## BRIEF
Reproduce the listing below exactly. Pictures do not belong in the copy.

[Items listed in a dataset]
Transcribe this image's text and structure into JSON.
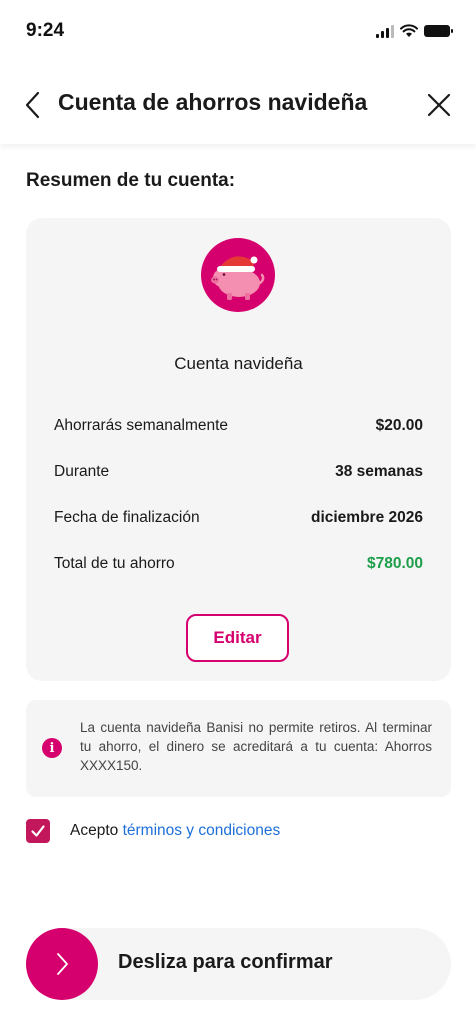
{
  "status_bar": {
    "time": "9:24",
    "icons": [
      "signal-icon",
      "wifi-icon",
      "battery-icon"
    ]
  },
  "header": {
    "title": "Cuenta de ahorros navideña",
    "back_icon": "chevron-left-icon",
    "close_icon": "close-icon"
  },
  "summary": {
    "section_title": "Resumen de tu cuenta:",
    "account_name": "Cuenta navideña",
    "avatar_icon": "piggy-bank-santa-hat-icon",
    "rows": [
      {
        "label": "Ahorrarás semanalmente",
        "value": "$20.00"
      },
      {
        "label": "Durante",
        "value": "38 semanas"
      },
      {
        "label": "Fecha de finalización",
        "value": "diciembre 2026"
      },
      {
        "label": "Total de tu ahorro",
        "value": "$780.00"
      }
    ],
    "edit_label": "Editar"
  },
  "info": {
    "icon": "info-icon",
    "text": "La cuenta navideña Banisi no permite retiros. Al terminar tu ahorro, el dinero se acreditará a tu cuenta: Ahorros XXXX150."
  },
  "terms": {
    "checked": true,
    "prefix": "Acepto ",
    "link": "términos y condiciones"
  },
  "confirm": {
    "label": "Desliza para confirmar",
    "icon": "chevron-right-icon"
  },
  "colors": {
    "brand": "#d5006d",
    "positive": "#1e9e4a",
    "link": "#1e6fd9",
    "card_bg": "#f5f5f5"
  }
}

## TASK SOLUTION
Transcribe this image's text and structure into JSON.
{
  "status_bar": {
    "time": "9:24",
    "icons": [
      "signal-icon",
      "wifi-icon",
      "battery-icon"
    ]
  },
  "header": {
    "title": "Cuenta de ahorros navideña",
    "back_icon": "chevron-left-icon",
    "close_icon": "close-icon"
  },
  "summary": {
    "section_title": "Resumen de tu cuenta:",
    "account_name": "Cuenta navideña",
    "avatar_icon": "piggy-bank-santa-hat-icon",
    "rows": [
      {
        "label": "Ahorrarás semanalmente",
        "value": "$20.00"
      },
      {
        "label": "Durante",
        "value": "38 semanas"
      },
      {
        "label": "Fecha de finalización",
        "value": "diciembre 2026"
      },
      {
        "label": "Total de tu ahorro",
        "value": "$780.00"
      }
    ],
    "edit_label": "Editar"
  },
  "info": {
    "icon": "info-icon",
    "text": "La cuenta navideña Banisi no permite retiros. Al terminar tu ahorro, el dinero se acreditará a tu cuenta: Ahorros XXXX150."
  },
  "terms": {
    "checked": true,
    "prefix": "Acepto ",
    "link": "términos y condiciones"
  },
  "confirm": {
    "label": "Desliza para confirmar",
    "icon": "chevron-right-icon"
  },
  "colors": {
    "brand": "#d5006d",
    "positive": "#1e9e4a",
    "link": "#1e6fd9",
    "card_bg": "#f5f5f5"
  }
}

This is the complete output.